Would you transcribe the whole listing exactly, minus its pictures?
+ + + + +
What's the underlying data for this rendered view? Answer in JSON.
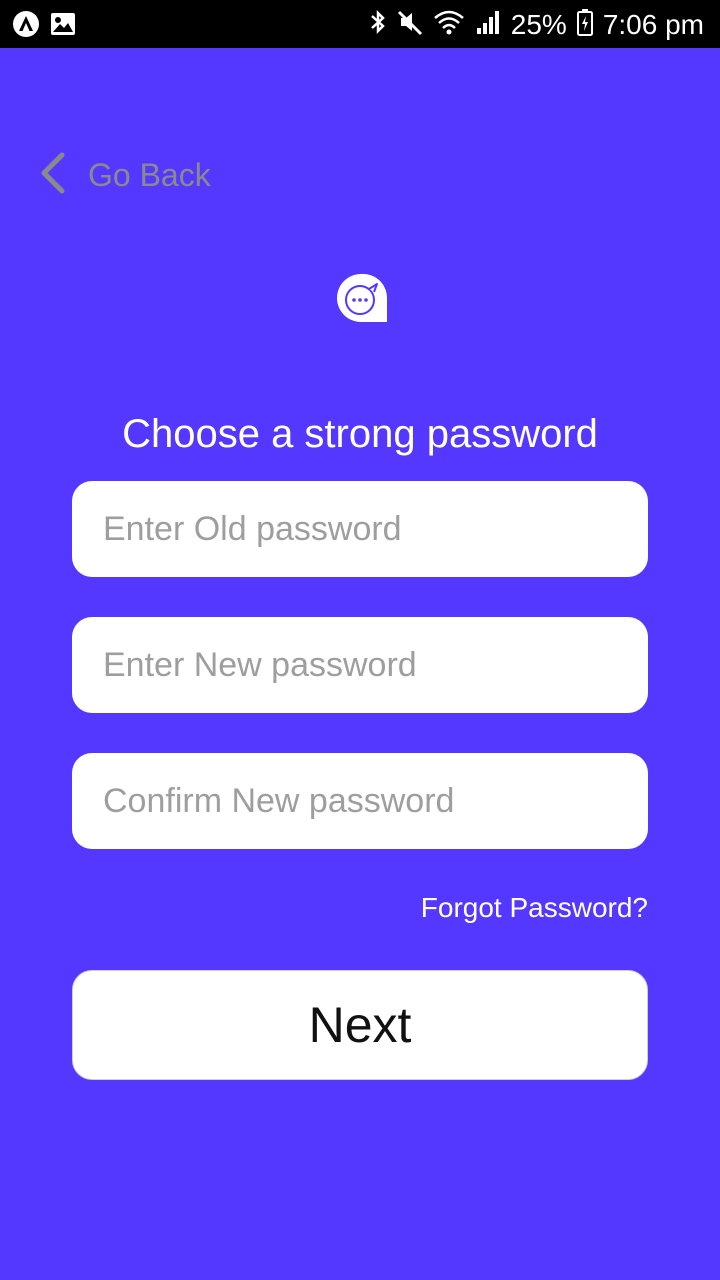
{
  "status_bar": {
    "battery_percent": "25%",
    "time": "7:06 pm",
    "left_icons": [
      "expo-icon",
      "image-icon"
    ],
    "right_icons": [
      "bluetooth-icon",
      "mute-icon",
      "wifi-icon",
      "signal-icon",
      "battery-charging-icon"
    ]
  },
  "header": {
    "back_label": "Go Back",
    "back_icon": "chevron-left-icon",
    "logo_icon": "chat-bubble-icon"
  },
  "main": {
    "title": "Choose a strong password",
    "old_password_placeholder": "Enter Old password",
    "new_password_placeholder": "Enter New password",
    "confirm_password_placeholder": "Confirm New password",
    "forgot_label": "Forgot Password?",
    "next_label": "Next"
  },
  "colors": {
    "background": "#5438FF",
    "status_bar": "#000000",
    "field_bg": "#FFFFFF",
    "placeholder": "#9E9E9E",
    "back_text": "#8A8A8A"
  }
}
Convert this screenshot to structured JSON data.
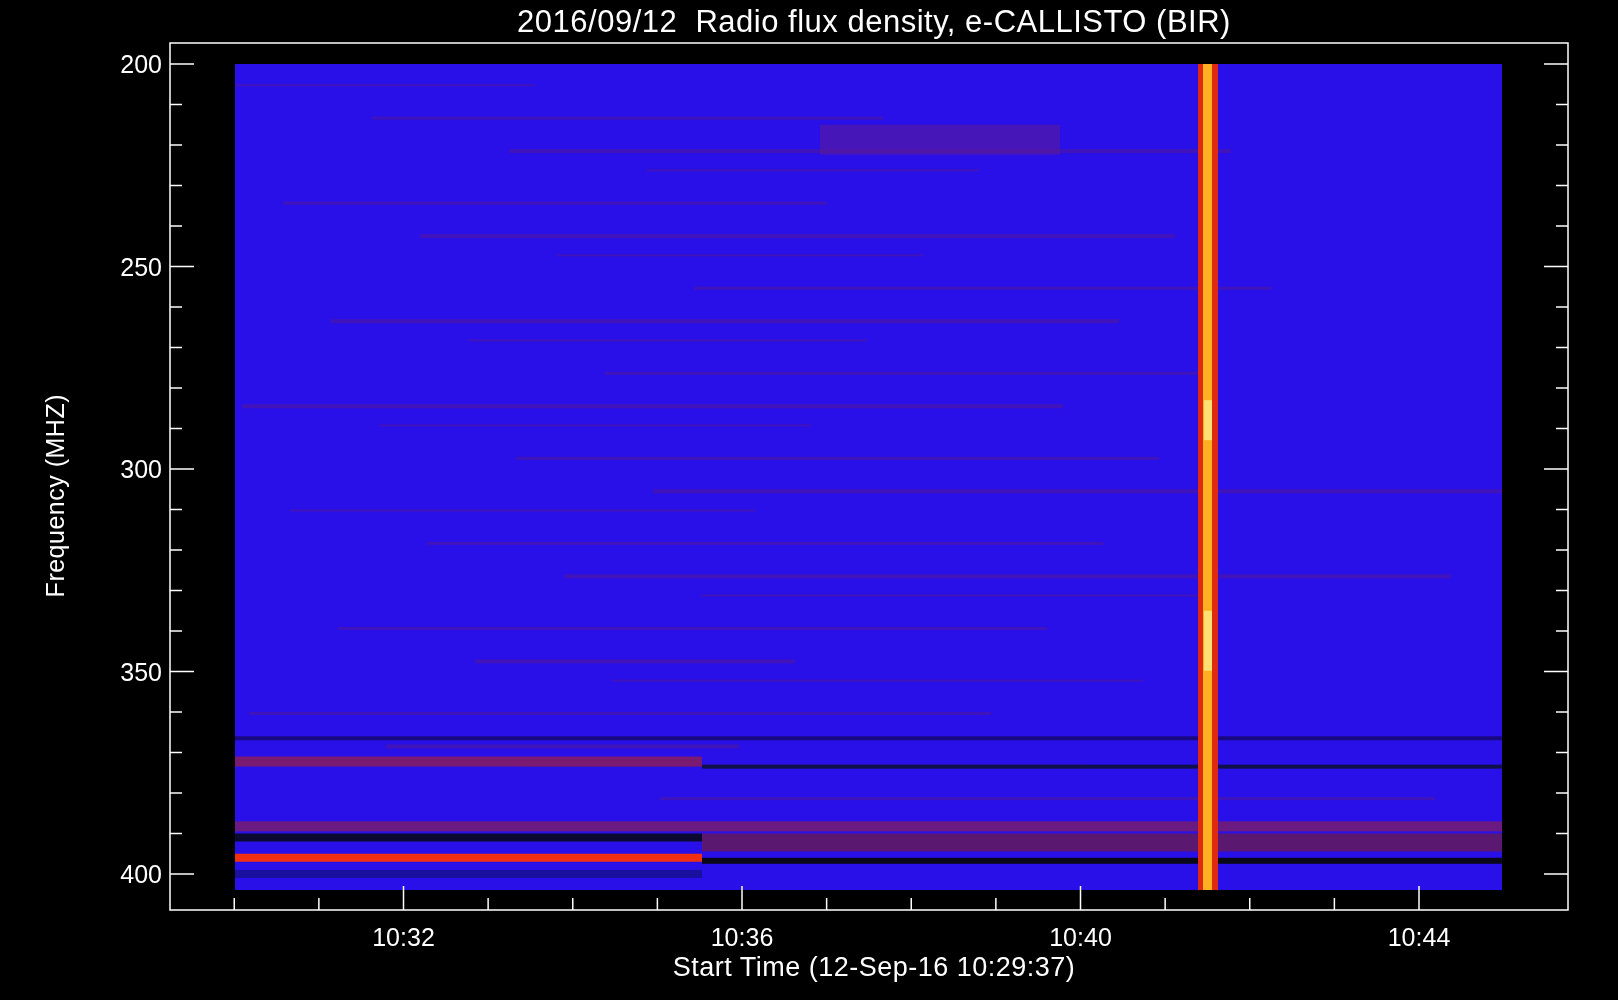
{
  "title": "2016/09/12  Radio flux density, e-CALLISTO (BIR)",
  "y_axis": {
    "label": "Frequency (MHZ)",
    "ticks": [
      "200",
      "250",
      "300",
      "350",
      "400"
    ]
  },
  "x_axis": {
    "label": "Start Time (12-Sep-16 10:29:37)",
    "ticks": [
      "10:32",
      "10:36",
      "10:40",
      "10:44"
    ]
  }
}
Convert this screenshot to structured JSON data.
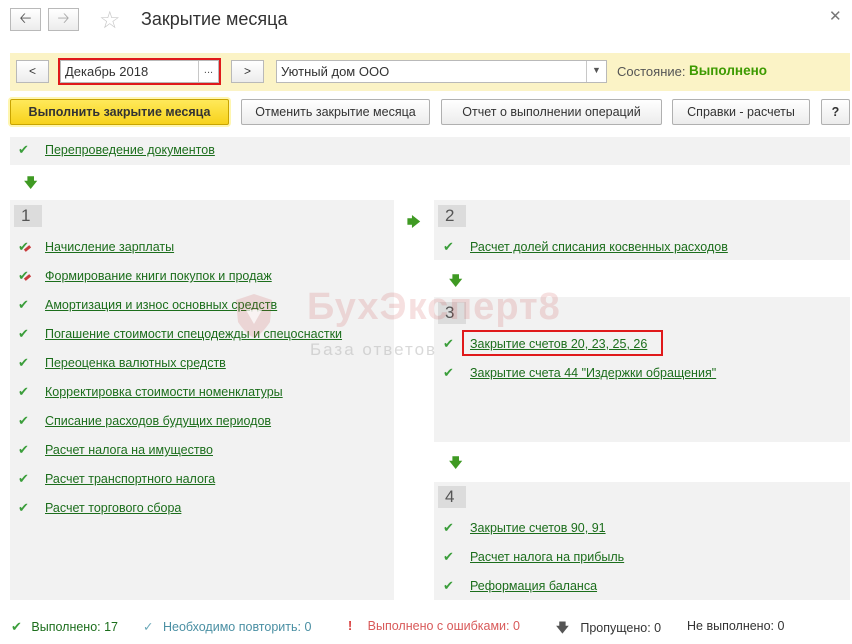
{
  "window": {
    "title": "Закрытие месяца"
  },
  "period": {
    "prev_label": "<",
    "next_label": ">",
    "month_value": "Декабрь 2018",
    "month_picker": "...",
    "org_value": "Уютный дом ООО",
    "state_label": "Состояние:",
    "state_value": "Выполнено"
  },
  "toolbar": {
    "run_label": "Выполнить закрытие месяца",
    "cancel_label": "Отменить закрытие месяца",
    "report_label": "Отчет о выполнении операций",
    "calc_label": "Справки - расчеты",
    "help_label": "?"
  },
  "top_item": "Перепроведение документов",
  "steps": [
    {
      "num": "1",
      "items": [
        "Начисление зарплаты",
        "Формирование книги покупок и продаж",
        "Амортизация и износ основных средств",
        "Погашение стоимости спецодежды и спецоснастки",
        "Переоценка валютных средств",
        "Корректировка стоимости номенклатуры",
        "Списание расходов будущих периодов",
        "Расчет налога на имущество",
        "Расчет транспортного налога",
        "Расчет торгового сбора"
      ]
    },
    {
      "num": "2",
      "items": [
        "Расчет долей списания косвенных расходов"
      ]
    },
    {
      "num": "3",
      "items": [
        "Закрытие счетов 20, 23, 25, 26",
        "Закрытие счета 44 \"Издержки обращения\""
      ]
    },
    {
      "num": "4",
      "items": [
        "Закрытие счетов 90, 91",
        "Расчет налога на прибыль",
        "Реформация баланса"
      ]
    }
  ],
  "watermark": {
    "title": "БухЭксперт8",
    "subtitle": "База ответов"
  },
  "status": {
    "done": "Выполнено: 17",
    "repeat": "Необходимо повторить: 0",
    "errors": "Выполнено с ошибками: 0",
    "skipped": "Пропущено: 0",
    "not_done": "Не выполнено: 0"
  },
  "colors": {
    "accent_yellow": "#f7d21b",
    "period_panel_bg": "#fbf3c6",
    "link_green": "#1c6e1c",
    "check_green": "#3b9e3b",
    "highlight_red": "#e0191b",
    "state_done": "#3c9a00"
  },
  "icons": {
    "check": "check-icon",
    "check_with_mark": "check-marked-icon",
    "arrow_down": "arrow-down-icon",
    "arrow_right": "arrow-right-icon"
  }
}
+ + + + +
Task solution ▸
What's the underlying data for this rendered view? Answer in JSON.
{
  "status_bar": {
    "battery_percent": "25%",
    "time": "7:06 pm",
    "left_icons": [
      "expo-icon",
      "image-icon"
    ],
    "right_icons": [
      "bluetooth-icon",
      "mute-icon",
      "wifi-icon",
      "signal-icon",
      "battery-charging-icon"
    ]
  },
  "header": {
    "back_label": "Go Back",
    "back_icon": "chevron-left-icon",
    "logo_icon": "chat-bubble-icon"
  },
  "main": {
    "title": "Choose a strong password",
    "old_password_placeholder": "Enter Old password",
    "new_password_placeholder": "Enter New password",
    "confirm_password_placeholder": "Confirm New password",
    "forgot_label": "Forgot Password?",
    "next_label": "Next"
  },
  "colors": {
    "background": "#5438FF",
    "status_bar": "#000000",
    "field_bg": "#FFFFFF",
    "placeholder": "#9E9E9E",
    "back_text": "#8A8A8A"
  }
}
Convert this screenshot to structured JSON data.
{
  "title": "2016/09/12  Radio flux density, e-CALLISTO (BIR)",
  "y_axis": {
    "label": "Frequency (MHZ)",
    "ticks": [
      "200",
      "250",
      "300",
      "350",
      "400"
    ]
  },
  "x_axis": {
    "label": "Start Time (12-Sep-16 10:29:37)",
    "ticks": [
      "10:32",
      "10:36",
      "10:40",
      "10:44"
    ]
  }
}
Convert this screenshot to structured JSON data.
{
  "window": {
    "title": "Закрытие месяца"
  },
  "period": {
    "prev_label": "<",
    "next_label": ">",
    "month_value": "Декабрь 2018",
    "month_picker": "...",
    "org_value": "Уютный дом ООО",
    "state_label": "Состояние:",
    "state_value": "Выполнено"
  },
  "toolbar": {
    "run_label": "Выполнить закрытие месяца",
    "cancel_label": "Отменить закрытие месяца",
    "report_label": "Отчет о выполнении операций",
    "calc_label": "Справки - расчеты",
    "help_label": "?"
  },
  "top_item": "Перепроведение документов",
  "steps": [
    {
      "num": "1",
      "items": [
        "Начисление зарплаты",
        "Формирование книги покупок и продаж",
        "Амортизация и износ основных средств",
        "Погашение стоимости спецодежды и спецоснастки",
        "Переоценка валютных средств",
        "Корректировка стоимости номенклатуры",
        "Списание расходов будущих периодов",
        "Расчет налога на имущество",
        "Расчет транспортного налога",
        "Расчет торгового сбора"
      ]
    },
    {
      "num": "2",
      "items": [
        "Расчет долей списания косвенных расходов"
      ]
    },
    {
      "num": "3",
      "items": [
        "Закрытие счетов 20, 23, 25, 26",
        "Закрытие счета 44 \"Издержки обращения\""
      ]
    },
    {
      "num": "4",
      "items": [
        "Закрытие счетов 90, 91",
        "Расчет налога на прибыль",
        "Реформация баланса"
      ]
    }
  ],
  "watermark": {
    "title": "БухЭксперт8",
    "subtitle": "База ответов"
  },
  "status": {
    "done": "Выполнено: 17",
    "repeat": "Необходимо повторить: 0",
    "errors": "Выполнено с ошибками: 0",
    "skipped": "Пропущено: 0",
    "not_done": "Не выполнено: 0"
  },
  "colors": {
    "accent_yellow": "#f7d21b",
    "period_panel_bg": "#fbf3c6",
    "link_green": "#1c6e1c",
    "check_green": "#3b9e3b",
    "highlight_red": "#e0191b",
    "state_done": "#3c9a00"
  },
  "icons": {
    "check": "check-icon",
    "check_with_mark": "check-marked-icon",
    "arrow_down": "arrow-down-icon",
    "arrow_right": "arrow-right-icon"
  }
}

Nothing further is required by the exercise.